Transcribe the material verbatim in full; the pictures do not belong in the copy.

** begin MATERIAL TO PROCESS **

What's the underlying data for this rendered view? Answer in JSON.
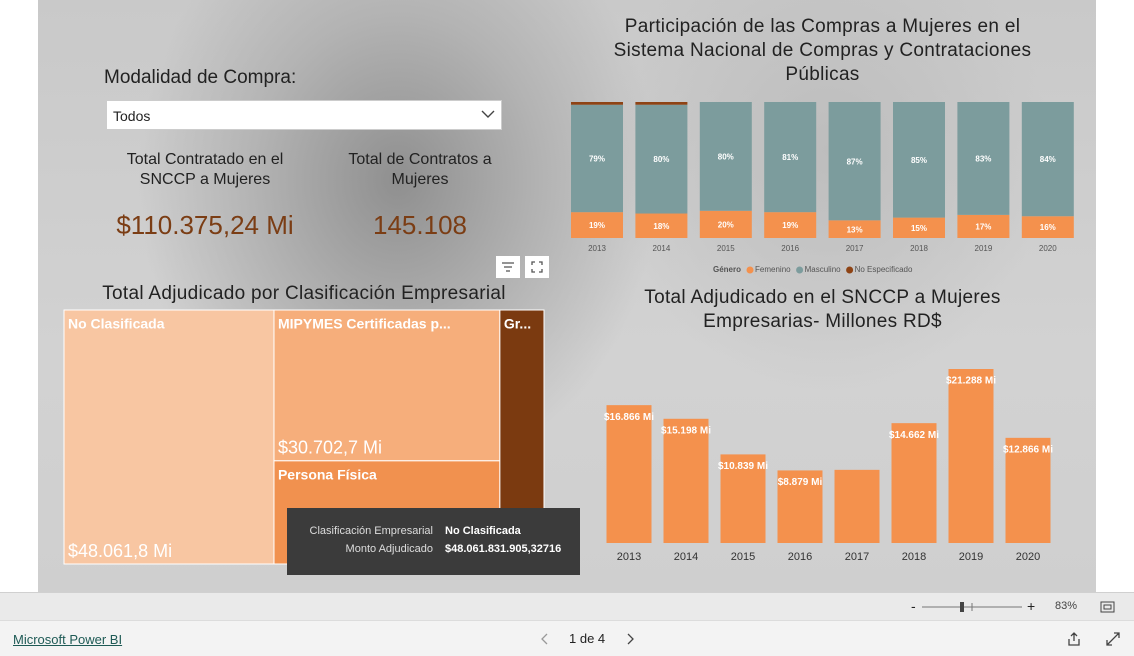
{
  "slicer": {
    "label": "Modalidad de Compra:",
    "selected": "Todos"
  },
  "kpis": [
    {
      "label": "Total Contratado en el SNCCP a Mujeres",
      "value": "$110.375,24 Mi"
    },
    {
      "label": "Total de Contratos a Mujeres",
      "value": "145.108"
    }
  ],
  "chart_data": [
    {
      "type": "stacked_bar_100",
      "title": "Participación de las Compras a Mujeres en el Sistema Nacional de Compras y Contrataciones Públicas",
      "categories": [
        "2013",
        "2014",
        "2015",
        "2016",
        "2017",
        "2018",
        "2019",
        "2020"
      ],
      "legend_title": "Género",
      "series": [
        {
          "name": "Femenino",
          "color": "#f4914d",
          "values": [
            19,
            18,
            20,
            19,
            13,
            15,
            17,
            16
          ],
          "value_labels": [
            "19%",
            "18%",
            "20%",
            "19%",
            "13%",
            "15%",
            "17%",
            "16%"
          ]
        },
        {
          "name": "Masculino",
          "color": "#7c9c9d",
          "values": [
            79,
            80,
            80,
            81,
            87,
            85,
            83,
            84
          ],
          "value_labels": [
            "79%",
            "80%",
            "80%",
            "81%",
            "87%",
            "85%",
            "83%",
            "84%"
          ]
        },
        {
          "name": "No Especificado",
          "color": "#8e4314",
          "values": [
            2,
            2,
            0,
            0,
            0,
            0,
            0,
            0
          ]
        }
      ]
    },
    {
      "type": "bar",
      "title": "Total Adjudicado en el SNCCP a Mujeres Empresarias- Millones RD$",
      "categories": [
        "2013",
        "2014",
        "2015",
        "2016",
        "2017",
        "2018",
        "2019",
        "2020"
      ],
      "values": [
        16866,
        15198,
        10839,
        8879,
        8950,
        14662,
        21288,
        12866
      ],
      "value_labels": [
        "$16.866 Mi",
        "$15.198 Mi",
        "$10.839 Mi",
        "$8.879 Mi",
        null,
        "$14.662 Mi",
        "$21.288 Mi",
        "$12.866 Mi"
      ],
      "color": "#f4914d"
    },
    {
      "type": "treemap",
      "title": "Total Adjudicado por Clasificación Empresarial",
      "categories": [
        "No Clasificada",
        "MIPYMES Certificadas p...",
        "Persona Física",
        "Gr..."
      ],
      "values": [
        48061.8,
        30702.7,
        21000,
        10100
      ],
      "value_labels": [
        "$48.061,8 Mi",
        "$30.702,7 Mi",
        null,
        null
      ],
      "colors": [
        "#f8c6a2",
        "#f6ae7b",
        "#f1914f",
        "#7b3a10"
      ]
    }
  ],
  "tooltip": {
    "rows": [
      {
        "label": "Clasificación Empresarial",
        "value": "No Clasificada"
      },
      {
        "label": "Monto Adjudicado",
        "value": "$48.061.831.905,32716"
      }
    ]
  },
  "footer": {
    "zoom_out": "-",
    "zoom_in": "+",
    "zoom": "83%",
    "brand": "Microsoft Power BI",
    "page": "1 de 4"
  }
}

** end MATERIAL TO PROCESS **

**RESULT OF THIS TASK**.
What's the underlying data for this rendered view? Answer in JSON.
{
  "slicer": {
    "label": "Modalidad de Compra:",
    "selected": "Todos"
  },
  "kpis": [
    {
      "label": "Total Contratado en el SNCCP a Mujeres",
      "value": "$110.375,24 Mi"
    },
    {
      "label": "Total de Contratos a Mujeres",
      "value": "145.108"
    }
  ],
  "chart_data": [
    {
      "type": "stacked_bar_100",
      "title": "Participación de las Compras a Mujeres en el Sistema Nacional de Compras y Contrataciones Públicas",
      "categories": [
        "2013",
        "2014",
        "2015",
        "2016",
        "2017",
        "2018",
        "2019",
        "2020"
      ],
      "legend_title": "Género",
      "series": [
        {
          "name": "Femenino",
          "color": "#f4914d",
          "values": [
            19,
            18,
            20,
            19,
            13,
            15,
            17,
            16
          ],
          "value_labels": [
            "19%",
            "18%",
            "20%",
            "19%",
            "13%",
            "15%",
            "17%",
            "16%"
          ]
        },
        {
          "name": "Masculino",
          "color": "#7c9c9d",
          "values": [
            79,
            80,
            80,
            81,
            87,
            85,
            83,
            84
          ],
          "value_labels": [
            "79%",
            "80%",
            "80%",
            "81%",
            "87%",
            "85%",
            "83%",
            "84%"
          ]
        },
        {
          "name": "No Especificado",
          "color": "#8e4314",
          "values": [
            2,
            2,
            0,
            0,
            0,
            0,
            0,
            0
          ]
        }
      ]
    },
    {
      "type": "bar",
      "title": "Total Adjudicado en el SNCCP a Mujeres Empresarias- Millones RD$",
      "categories": [
        "2013",
        "2014",
        "2015",
        "2016",
        "2017",
        "2018",
        "2019",
        "2020"
      ],
      "values": [
        16866,
        15198,
        10839,
        8879,
        8950,
        14662,
        21288,
        12866
      ],
      "value_labels": [
        "$16.866 Mi",
        "$15.198 Mi",
        "$10.839 Mi",
        "$8.879 Mi",
        null,
        "$14.662 Mi",
        "$21.288 Mi",
        "$12.866 Mi"
      ],
      "color": "#f4914d"
    },
    {
      "type": "treemap",
      "title": "Total Adjudicado por Clasificación Empresarial",
      "categories": [
        "No Clasificada",
        "MIPYMES Certificadas p...",
        "Persona Física",
        "Gr..."
      ],
      "values": [
        48061.8,
        30702.7,
        21000,
        10100
      ],
      "value_labels": [
        "$48.061,8 Mi",
        "$30.702,7 Mi",
        null,
        null
      ],
      "colors": [
        "#f8c6a2",
        "#f6ae7b",
        "#f1914f",
        "#7b3a10"
      ]
    }
  ],
  "tooltip": {
    "rows": [
      {
        "label": "Clasificación Empresarial",
        "value": "No Clasificada"
      },
      {
        "label": "Monto Adjudicado",
        "value": "$48.061.831.905,32716"
      }
    ]
  },
  "footer": {
    "zoom_out": "-",
    "zoom_in": "+",
    "zoom": "83%",
    "brand": "Microsoft Power BI",
    "page": "1 de 4"
  }
}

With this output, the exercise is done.